**Stated task:** Write the material out again exactly as it stands.

**Supplied entries:**
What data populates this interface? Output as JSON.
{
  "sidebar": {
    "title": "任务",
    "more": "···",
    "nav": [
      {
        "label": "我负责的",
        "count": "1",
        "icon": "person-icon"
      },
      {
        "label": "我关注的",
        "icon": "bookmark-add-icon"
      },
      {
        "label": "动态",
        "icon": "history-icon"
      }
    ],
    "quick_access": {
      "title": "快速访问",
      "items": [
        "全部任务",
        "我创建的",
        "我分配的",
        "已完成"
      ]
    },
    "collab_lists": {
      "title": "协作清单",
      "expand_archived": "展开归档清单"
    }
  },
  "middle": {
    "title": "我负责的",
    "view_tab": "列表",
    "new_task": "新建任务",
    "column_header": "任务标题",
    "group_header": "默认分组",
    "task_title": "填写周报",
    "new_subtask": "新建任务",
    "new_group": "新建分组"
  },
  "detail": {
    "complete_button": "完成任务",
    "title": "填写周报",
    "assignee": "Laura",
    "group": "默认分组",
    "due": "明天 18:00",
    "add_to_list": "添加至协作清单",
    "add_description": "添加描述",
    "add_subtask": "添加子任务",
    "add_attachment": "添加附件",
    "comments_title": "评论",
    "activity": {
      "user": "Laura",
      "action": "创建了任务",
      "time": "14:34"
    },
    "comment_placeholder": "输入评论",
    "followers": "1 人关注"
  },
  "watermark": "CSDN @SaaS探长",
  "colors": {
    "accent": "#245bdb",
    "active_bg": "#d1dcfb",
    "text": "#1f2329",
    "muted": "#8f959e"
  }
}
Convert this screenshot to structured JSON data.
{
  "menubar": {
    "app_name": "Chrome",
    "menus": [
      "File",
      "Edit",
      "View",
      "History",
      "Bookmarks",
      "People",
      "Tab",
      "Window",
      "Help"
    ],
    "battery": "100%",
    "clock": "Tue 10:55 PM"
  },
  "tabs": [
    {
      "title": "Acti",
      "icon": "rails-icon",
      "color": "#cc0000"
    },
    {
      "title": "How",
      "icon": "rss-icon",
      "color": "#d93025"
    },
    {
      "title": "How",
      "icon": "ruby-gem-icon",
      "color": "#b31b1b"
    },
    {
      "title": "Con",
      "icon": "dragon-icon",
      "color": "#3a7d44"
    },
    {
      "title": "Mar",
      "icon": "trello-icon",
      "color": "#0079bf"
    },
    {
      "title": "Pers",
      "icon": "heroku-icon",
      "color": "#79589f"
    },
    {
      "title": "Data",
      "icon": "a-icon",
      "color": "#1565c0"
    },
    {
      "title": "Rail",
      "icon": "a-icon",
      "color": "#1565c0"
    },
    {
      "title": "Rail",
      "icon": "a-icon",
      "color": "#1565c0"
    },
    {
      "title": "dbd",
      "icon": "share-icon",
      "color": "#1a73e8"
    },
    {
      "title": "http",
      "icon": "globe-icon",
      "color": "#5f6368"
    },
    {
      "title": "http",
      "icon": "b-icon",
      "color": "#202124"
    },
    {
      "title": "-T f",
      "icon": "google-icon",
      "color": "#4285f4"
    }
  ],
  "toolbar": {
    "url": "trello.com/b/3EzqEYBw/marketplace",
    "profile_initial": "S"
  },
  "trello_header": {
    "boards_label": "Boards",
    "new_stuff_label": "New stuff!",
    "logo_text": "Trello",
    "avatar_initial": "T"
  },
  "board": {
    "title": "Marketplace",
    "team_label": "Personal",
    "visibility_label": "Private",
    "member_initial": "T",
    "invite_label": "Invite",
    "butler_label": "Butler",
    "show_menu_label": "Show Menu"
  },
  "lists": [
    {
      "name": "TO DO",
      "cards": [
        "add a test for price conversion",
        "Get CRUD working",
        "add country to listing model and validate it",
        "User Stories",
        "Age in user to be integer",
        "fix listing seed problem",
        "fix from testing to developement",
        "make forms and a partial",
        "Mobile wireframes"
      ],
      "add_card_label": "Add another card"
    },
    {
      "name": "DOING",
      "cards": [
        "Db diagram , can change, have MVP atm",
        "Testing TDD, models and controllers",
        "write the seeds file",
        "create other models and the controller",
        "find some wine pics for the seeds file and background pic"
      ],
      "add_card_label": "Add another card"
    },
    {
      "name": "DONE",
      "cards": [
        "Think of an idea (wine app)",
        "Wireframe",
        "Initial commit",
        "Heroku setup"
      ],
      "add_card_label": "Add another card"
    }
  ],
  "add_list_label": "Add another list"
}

**Result:**
What data populates this interface? Output as JSON.
{
  "sidebar": {
    "title": "任务",
    "more": "···",
    "nav": [
      {
        "label": "我负责的",
        "count": "1",
        "icon": "person-icon"
      },
      {
        "label": "我关注的",
        "icon": "bookmark-add-icon"
      },
      {
        "label": "动态",
        "icon": "history-icon"
      }
    ],
    "quick_access": {
      "title": "快速访问",
      "items": [
        "全部任务",
        "我创建的",
        "我分配的",
        "已完成"
      ]
    },
    "collab_lists": {
      "title": "协作清单",
      "expand_archived": "展开归档清单"
    }
  },
  "middle": {
    "title": "我负责的",
    "view_tab": "列表",
    "new_task": "新建任务",
    "column_header": "任务标题",
    "group_header": "默认分组",
    "task_title": "填写周报",
    "new_subtask": "新建任务",
    "new_group": "新建分组"
  },
  "detail": {
    "complete_button": "完成任务",
    "title": "填写周报",
    "assignee": "Laura",
    "group": "默认分组",
    "due": "明天 18:00",
    "add_to_list": "添加至协作清单",
    "add_description": "添加描述",
    "add_subtask": "添加子任务",
    "add_attachment": "添加附件",
    "comments_title": "评论",
    "activity": {
      "user": "Laura",
      "action": "创建了任务",
      "time": "14:34"
    },
    "comment_placeholder": "输入评论",
    "followers": "1 人关注"
  },
  "watermark": "CSDN @SaaS探长",
  "colors": {
    "accent": "#245bdb",
    "active_bg": "#d1dcfb",
    "text": "#1f2329",
    "muted": "#8f959e"
  }
}
Convert this screenshot to structured JSON data.
{
  "menubar": {
    "app_name": "Chrome",
    "menus": [
      "File",
      "Edit",
      "View",
      "History",
      "Bookmarks",
      "People",
      "Tab",
      "Window",
      "Help"
    ],
    "battery": "100%",
    "clock": "Tue 10:55 PM"
  },
  "tabs": [
    {
      "title": "Acti",
      "icon": "rails-icon",
      "color": "#cc0000"
    },
    {
      "title": "How",
      "icon": "rss-icon",
      "color": "#d93025"
    },
    {
      "title": "How",
      "icon": "ruby-gem-icon",
      "color": "#b31b1b"
    },
    {
      "title": "Con",
      "icon": "dragon-icon",
      "color": "#3a7d44"
    },
    {
      "title": "Mar",
      "icon": "trello-icon",
      "color": "#0079bf"
    },
    {
      "title": "Pers",
      "icon": "heroku-icon",
      "color": "#79589f"
    },
    {
      "title": "Data",
      "icon": "a-icon",
      "color": "#1565c0"
    },
    {
      "title": "Rail",
      "icon": "a-icon",
      "color": "#1565c0"
    },
    {
      "title": "Rail",
      "icon": "a-icon",
      "color": "#1565c0"
    },
    {
      "title": "dbd",
      "icon": "share-icon",
      "color": "#1a73e8"
    },
    {
      "title": "http",
      "icon": "globe-icon",
      "color": "#5f6368"
    },
    {
      "title": "http",
      "icon": "b-icon",
      "color": "#202124"
    },
    {
      "title": "-T f",
      "icon": "google-icon",
      "color": "#4285f4"
    }
  ],
  "toolbar": {
    "url": "trello.com/b/3EzqEYBw/marketplace",
    "profile_initial": "S"
  },
  "trello_header": {
    "boards_label": "Boards",
    "new_stuff_label": "New stuff!",
    "logo_text": "Trello",
    "avatar_initial": "T"
  },
  "board": {
    "title": "Marketplace",
    "team_label": "Personal",
    "visibility_label": "Private",
    "member_initial": "T",
    "invite_label": "Invite",
    "butler_label": "Butler",
    "show_menu_label": "Show Menu"
  },
  "lists": [
    {
      "name": "TO DO",
      "cards": [
        "add a test for price conversion",
        "Get CRUD working",
        "add country to listing model and validate it",
        "User Stories",
        "Age in user to be integer",
        "fix listing seed problem",
        "fix from testing to developement",
        "make forms and a partial",
        "Mobile wireframes"
      ],
      "add_card_label": "Add another card"
    },
    {
      "name": "DOING",
      "cards": [
        "Db diagram , can change, have MVP atm",
        "Testing TDD, models and controllers",
        "write the seeds file",
        "create other models and the controller",
        "find some wine pics for the seeds file and background pic"
      ],
      "add_card_label": "Add another card"
    },
    {
      "name": "DONE",
      "cards": [
        "Think of an idea (wine app)",
        "Wireframe",
        "Initial commit",
        "Heroku setup"
      ],
      "add_card_label": "Add another card"
    }
  ],
  "add_list_label": "Add another list"
}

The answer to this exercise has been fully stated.